■ **Chart and figure data**:

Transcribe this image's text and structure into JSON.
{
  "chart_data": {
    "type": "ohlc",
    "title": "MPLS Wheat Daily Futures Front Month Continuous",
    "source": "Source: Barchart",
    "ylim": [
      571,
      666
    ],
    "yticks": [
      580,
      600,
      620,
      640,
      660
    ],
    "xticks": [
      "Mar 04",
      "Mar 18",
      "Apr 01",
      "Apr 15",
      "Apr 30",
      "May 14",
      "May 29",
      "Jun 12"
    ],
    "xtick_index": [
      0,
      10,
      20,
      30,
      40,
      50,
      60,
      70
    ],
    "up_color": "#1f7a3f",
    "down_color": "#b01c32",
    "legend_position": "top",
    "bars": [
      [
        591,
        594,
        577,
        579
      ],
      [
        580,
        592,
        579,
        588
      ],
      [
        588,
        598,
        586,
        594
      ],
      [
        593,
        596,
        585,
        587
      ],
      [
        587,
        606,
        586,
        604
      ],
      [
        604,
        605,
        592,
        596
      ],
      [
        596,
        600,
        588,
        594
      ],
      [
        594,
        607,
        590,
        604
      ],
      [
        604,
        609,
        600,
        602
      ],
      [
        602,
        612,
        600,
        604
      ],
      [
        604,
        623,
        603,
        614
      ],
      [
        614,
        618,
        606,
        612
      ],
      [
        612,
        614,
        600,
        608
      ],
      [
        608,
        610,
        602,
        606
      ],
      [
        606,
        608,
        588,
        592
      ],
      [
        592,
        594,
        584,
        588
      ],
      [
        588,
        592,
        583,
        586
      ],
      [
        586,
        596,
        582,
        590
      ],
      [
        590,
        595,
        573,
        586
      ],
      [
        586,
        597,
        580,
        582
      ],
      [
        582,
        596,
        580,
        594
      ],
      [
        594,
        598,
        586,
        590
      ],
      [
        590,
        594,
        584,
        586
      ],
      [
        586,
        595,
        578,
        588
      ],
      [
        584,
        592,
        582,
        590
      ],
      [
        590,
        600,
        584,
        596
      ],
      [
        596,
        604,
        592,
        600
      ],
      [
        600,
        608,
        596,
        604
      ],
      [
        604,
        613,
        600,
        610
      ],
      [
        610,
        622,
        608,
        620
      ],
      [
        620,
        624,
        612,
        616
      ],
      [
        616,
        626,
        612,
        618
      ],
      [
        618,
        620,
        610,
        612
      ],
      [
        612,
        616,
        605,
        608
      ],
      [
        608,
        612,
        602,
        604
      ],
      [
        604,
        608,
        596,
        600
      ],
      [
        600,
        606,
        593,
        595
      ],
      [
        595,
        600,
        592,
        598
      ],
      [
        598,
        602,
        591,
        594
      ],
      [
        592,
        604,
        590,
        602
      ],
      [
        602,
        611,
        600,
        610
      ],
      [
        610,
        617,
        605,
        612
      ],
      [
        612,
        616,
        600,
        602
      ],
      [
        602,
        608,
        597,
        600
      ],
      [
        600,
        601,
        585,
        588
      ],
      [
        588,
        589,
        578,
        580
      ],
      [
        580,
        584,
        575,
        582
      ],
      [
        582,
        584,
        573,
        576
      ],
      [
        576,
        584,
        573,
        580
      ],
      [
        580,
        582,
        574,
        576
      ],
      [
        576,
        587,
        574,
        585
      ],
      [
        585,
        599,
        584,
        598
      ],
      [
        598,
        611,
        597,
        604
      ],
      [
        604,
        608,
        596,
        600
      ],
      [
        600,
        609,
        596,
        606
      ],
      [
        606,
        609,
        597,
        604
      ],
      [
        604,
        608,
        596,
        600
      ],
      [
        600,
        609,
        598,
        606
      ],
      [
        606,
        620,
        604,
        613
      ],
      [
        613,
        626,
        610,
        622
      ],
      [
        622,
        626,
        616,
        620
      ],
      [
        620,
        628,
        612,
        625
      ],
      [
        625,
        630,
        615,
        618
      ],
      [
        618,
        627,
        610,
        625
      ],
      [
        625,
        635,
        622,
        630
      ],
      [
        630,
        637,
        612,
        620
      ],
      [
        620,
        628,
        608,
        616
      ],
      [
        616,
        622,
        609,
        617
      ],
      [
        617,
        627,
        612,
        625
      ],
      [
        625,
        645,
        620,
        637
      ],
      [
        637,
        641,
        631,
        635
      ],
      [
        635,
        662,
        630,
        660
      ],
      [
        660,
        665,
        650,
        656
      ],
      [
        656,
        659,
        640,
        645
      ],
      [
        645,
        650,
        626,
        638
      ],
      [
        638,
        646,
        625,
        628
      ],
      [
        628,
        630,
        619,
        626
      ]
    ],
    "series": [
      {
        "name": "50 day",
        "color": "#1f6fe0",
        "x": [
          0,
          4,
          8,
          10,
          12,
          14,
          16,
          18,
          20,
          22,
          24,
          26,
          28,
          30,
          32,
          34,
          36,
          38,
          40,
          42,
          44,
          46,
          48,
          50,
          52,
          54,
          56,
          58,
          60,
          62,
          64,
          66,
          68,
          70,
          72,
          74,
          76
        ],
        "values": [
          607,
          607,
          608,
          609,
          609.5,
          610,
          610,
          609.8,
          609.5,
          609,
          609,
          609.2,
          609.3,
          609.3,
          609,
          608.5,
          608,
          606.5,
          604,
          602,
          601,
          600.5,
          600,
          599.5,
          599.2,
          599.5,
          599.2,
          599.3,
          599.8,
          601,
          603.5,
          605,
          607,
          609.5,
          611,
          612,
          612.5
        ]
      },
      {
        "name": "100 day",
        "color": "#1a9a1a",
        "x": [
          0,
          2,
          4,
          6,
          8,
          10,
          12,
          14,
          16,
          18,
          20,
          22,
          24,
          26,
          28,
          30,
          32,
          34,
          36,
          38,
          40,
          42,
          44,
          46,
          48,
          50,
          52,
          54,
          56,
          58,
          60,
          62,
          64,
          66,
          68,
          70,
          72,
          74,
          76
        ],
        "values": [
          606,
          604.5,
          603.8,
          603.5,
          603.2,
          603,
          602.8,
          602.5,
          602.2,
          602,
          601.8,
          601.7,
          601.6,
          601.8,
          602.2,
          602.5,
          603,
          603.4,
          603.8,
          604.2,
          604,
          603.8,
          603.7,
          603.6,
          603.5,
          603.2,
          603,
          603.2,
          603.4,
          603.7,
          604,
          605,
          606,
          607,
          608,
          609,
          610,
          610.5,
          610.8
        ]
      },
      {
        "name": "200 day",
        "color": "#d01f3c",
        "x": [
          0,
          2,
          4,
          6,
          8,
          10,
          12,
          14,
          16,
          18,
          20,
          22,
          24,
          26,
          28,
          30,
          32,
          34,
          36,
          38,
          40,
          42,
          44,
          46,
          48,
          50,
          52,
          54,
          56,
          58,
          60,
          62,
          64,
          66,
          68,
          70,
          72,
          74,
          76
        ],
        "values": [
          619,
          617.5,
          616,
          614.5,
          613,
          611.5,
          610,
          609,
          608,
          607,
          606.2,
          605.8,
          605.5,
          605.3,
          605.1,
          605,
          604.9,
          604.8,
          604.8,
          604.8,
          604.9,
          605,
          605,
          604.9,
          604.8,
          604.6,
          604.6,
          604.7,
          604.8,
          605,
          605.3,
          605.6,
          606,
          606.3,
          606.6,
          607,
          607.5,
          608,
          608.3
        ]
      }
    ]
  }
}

■ **TO BE DONE**: Reproduce the records word for word.

■ **THE ANSWER**:
Transcribe this image's text and structure into JSON.
{
  "chart_data": {
    "type": "ohlc",
    "title": "MPLS Wheat Daily Futures Front Month Continuous",
    "source": "Source: Barchart",
    "ylim": [
      571,
      666
    ],
    "yticks": [
      580,
      600,
      620,
      640,
      660
    ],
    "xticks": [
      "Mar 04",
      "Mar 18",
      "Apr 01",
      "Apr 15",
      "Apr 30",
      "May 14",
      "May 29",
      "Jun 12"
    ],
    "xtick_index": [
      0,
      10,
      20,
      30,
      40,
      50,
      60,
      70
    ],
    "up_color": "#1f7a3f",
    "down_color": "#b01c32",
    "legend_position": "top",
    "bars": [
      [
        591,
        594,
        577,
        579
      ],
      [
        580,
        592,
        579,
        588
      ],
      [
        588,
        598,
        586,
        594
      ],
      [
        593,
        596,
        585,
        587
      ],
      [
        587,
        606,
        586,
        604
      ],
      [
        604,
        605,
        592,
        596
      ],
      [
        596,
        600,
        588,
        594
      ],
      [
        594,
        607,
        590,
        604
      ],
      [
        604,
        609,
        600,
        602
      ],
      [
        602,
        612,
        600,
        604
      ],
      [
        604,
        623,
        603,
        614
      ],
      [
        614,
        618,
        606,
        612
      ],
      [
        612,
        614,
        600,
        608
      ],
      [
        608,
        610,
        602,
        606
      ],
      [
        606,
        608,
        588,
        592
      ],
      [
        592,
        594,
        584,
        588
      ],
      [
        588,
        592,
        583,
        586
      ],
      [
        586,
        596,
        582,
        590
      ],
      [
        590,
        595,
        573,
        586
      ],
      [
        586,
        597,
        580,
        582
      ],
      [
        582,
        596,
        580,
        594
      ],
      [
        594,
        598,
        586,
        590
      ],
      [
        590,
        594,
        584,
        586
      ],
      [
        586,
        595,
        578,
        588
      ],
      [
        584,
        592,
        582,
        590
      ],
      [
        590,
        600,
        584,
        596
      ],
      [
        596,
        604,
        592,
        600
      ],
      [
        600,
        608,
        596,
        604
      ],
      [
        604,
        613,
        600,
        610
      ],
      [
        610,
        622,
        608,
        620
      ],
      [
        620,
        624,
        612,
        616
      ],
      [
        616,
        626,
        612,
        618
      ],
      [
        618,
        620,
        610,
        612
      ],
      [
        612,
        616,
        605,
        608
      ],
      [
        608,
        612,
        602,
        604
      ],
      [
        604,
        608,
        596,
        600
      ],
      [
        600,
        606,
        593,
        595
      ],
      [
        595,
        600,
        592,
        598
      ],
      [
        598,
        602,
        591,
        594
      ],
      [
        592,
        604,
        590,
        602
      ],
      [
        602,
        611,
        600,
        610
      ],
      [
        610,
        617,
        605,
        612
      ],
      [
        612,
        616,
        600,
        602
      ],
      [
        602,
        608,
        597,
        600
      ],
      [
        600,
        601,
        585,
        588
      ],
      [
        588,
        589,
        578,
        580
      ],
      [
        580,
        584,
        575,
        582
      ],
      [
        582,
        584,
        573,
        576
      ],
      [
        576,
        584,
        573,
        580
      ],
      [
        580,
        582,
        574,
        576
      ],
      [
        576,
        587,
        574,
        585
      ],
      [
        585,
        599,
        584,
        598
      ],
      [
        598,
        611,
        597,
        604
      ],
      [
        604,
        608,
        596,
        600
      ],
      [
        600,
        609,
        596,
        606
      ],
      [
        606,
        609,
        597,
        604
      ],
      [
        604,
        608,
        596,
        600
      ],
      [
        600,
        609,
        598,
        606
      ],
      [
        606,
        620,
        604,
        613
      ],
      [
        613,
        626,
        610,
        622
      ],
      [
        622,
        626,
        616,
        620
      ],
      [
        620,
        628,
        612,
        625
      ],
      [
        625,
        630,
        615,
        618
      ],
      [
        618,
        627,
        610,
        625
      ],
      [
        625,
        635,
        622,
        630
      ],
      [
        630,
        637,
        612,
        620
      ],
      [
        620,
        628,
        608,
        616
      ],
      [
        616,
        622,
        609,
        617
      ],
      [
        617,
        627,
        612,
        625
      ],
      [
        625,
        645,
        620,
        637
      ],
      [
        637,
        641,
        631,
        635
      ],
      [
        635,
        662,
        630,
        660
      ],
      [
        660,
        665,
        650,
        656
      ],
      [
        656,
        659,
        640,
        645
      ],
      [
        645,
        650,
        626,
        638
      ],
      [
        638,
        646,
        625,
        628
      ],
      [
        628,
        630,
        619,
        626
      ]
    ],
    "series": [
      {
        "name": "50 day",
        "color": "#1f6fe0",
        "x": [
          0,
          4,
          8,
          10,
          12,
          14,
          16,
          18,
          20,
          22,
          24,
          26,
          28,
          30,
          32,
          34,
          36,
          38,
          40,
          42,
          44,
          46,
          48,
          50,
          52,
          54,
          56,
          58,
          60,
          62,
          64,
          66,
          68,
          70,
          72,
          74,
          76
        ],
        "values": [
          607,
          607,
          608,
          609,
          609.5,
          610,
          610,
          609.8,
          609.5,
          609,
          609,
          609.2,
          609.3,
          609.3,
          609,
          608.5,
          608,
          606.5,
          604,
          602,
          601,
          600.5,
          600,
          599.5,
          599.2,
          599.5,
          599.2,
          599.3,
          599.8,
          601,
          603.5,
          605,
          607,
          609.5,
          611,
          612,
          612.5
        ]
      },
      {
        "name": "100 day",
        "color": "#1a9a1a",
        "x": [
          0,
          2,
          4,
          6,
          8,
          10,
          12,
          14,
          16,
          18,
          20,
          22,
          24,
          26,
          28,
          30,
          32,
          34,
          36,
          38,
          40,
          42,
          44,
          46,
          48,
          50,
          52,
          54,
          56,
          58,
          60,
          62,
          64,
          66,
          68,
          70,
          72,
          74,
          76
        ],
        "values": [
          606,
          604.5,
          603.8,
          603.5,
          603.2,
          603,
          602.8,
          602.5,
          602.2,
          602,
          601.8,
          601.7,
          601.6,
          601.8,
          602.2,
          602.5,
          603,
          603.4,
          603.8,
          604.2,
          604,
          603.8,
          603.7,
          603.6,
          603.5,
          603.2,
          603,
          603.2,
          603.4,
          603.7,
          604,
          605,
          606,
          607,
          608,
          609,
          610,
          610.5,
          610.8
        ]
      },
      {
        "name": "200 day",
        "color": "#d01f3c",
        "x": [
          0,
          2,
          4,
          6,
          8,
          10,
          12,
          14,
          16,
          18,
          20,
          22,
          24,
          26,
          28,
          30,
          32,
          34,
          36,
          38,
          40,
          42,
          44,
          46,
          48,
          50,
          52,
          54,
          56,
          58,
          60,
          62,
          64,
          66,
          68,
          70,
          72,
          74,
          76
        ],
        "values": [
          619,
          617.5,
          616,
          614.5,
          613,
          611.5,
          610,
          609,
          608,
          607,
          606.2,
          605.8,
          605.5,
          605.3,
          605.1,
          605,
          604.9,
          604.8,
          604.8,
          604.8,
          604.9,
          605,
          605,
          604.9,
          604.8,
          604.6,
          604.6,
          604.7,
          604.8,
          605,
          605.3,
          605.6,
          606,
          606.3,
          606.6,
          607,
          607.5,
          608,
          608.3
        ]
      }
    ]
  }
}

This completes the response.